#### [SET PROBLEM]
Give the number of lines that include the word "secundarios", nothing more.

Data entries:
☆ ☆ ☆ ☆ ☆ ☆ ☆

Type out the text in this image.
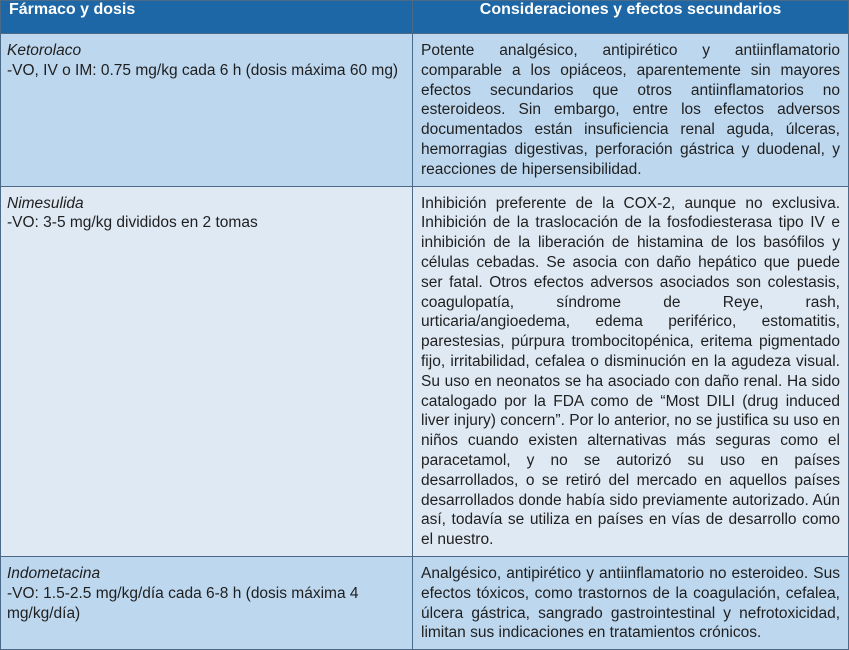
Fármaco y dosis	Consideraciones y efectos secundarios

Ketorolaco
-VO, IV o IM: 0.75 mg/kg cada 6 h (dosis máxima 60 mg)	Potente analgésico, antipirético y antiinflamatorio comparable a los opiáceos, aparentemente sin mayores efectos secundarios que otros antiinflamatorios no esteroideos. Sin embargo, entre los efectos adversos documentados están insuficiencia renal aguda, úlceras, hemorragias digestivas, perforación gástrica y duodenal, y reacciones de hipersensibilidad.

Nimesulida
-VO: 3-5 mg/kg divididos en 2 tomas	Inhibición preferente de la COX-2, aunque no exclusiva. Inhibición de la traslocación de la fosfodiesterasa tipo IV e inhibición de la liberación de histamina de los basófilos y células cebadas. Se asocia con daño hepático que puede ser fatal. Otros efectos adversos asociados son colestasis, coagulopatía, síndrome de Reye, rash, urticaria/angioedema, edema periférico, estomatitis, parestesias, púrpura trombocitopénica, eritema pigmentado fijo, irritabilidad, cefalea o disminución en la agudeza visual. Su uso en neonatos se ha asociado con daño renal. Ha sido catalogado por la FDA como de “Most DILI (drug induced liver injury) concern”. Por lo anterior, no se justifica su uso en niños cuando existen alternativas más seguras como el paracetamol, y no se autorizó su uso en países desarrollados, o se retiró del mercado en aquellos países desarrollados donde había sido previamente autorizado. Aún así, todavía se utiliza en países en vías de desarrollo como el nuestro.

Indometacina
-VO: 1.5-2.5 mg/kg/día cada 6-8 h (dosis máxima 4 mg/kg/día)	Analgésico, antipirético y antiinflamatorio no esteroideo. Sus efectos tóxicos, como trastornos de la coagulación, cefalea, úlcera gástrica, sangrado gastrointestinal y nefrotoxicidad, limitan sus indicaciones en tratamientos crónicos.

☆ ☆ ☆ ☆ ☆ ☆ ☆

#### [SOLVED PROBLEM]
2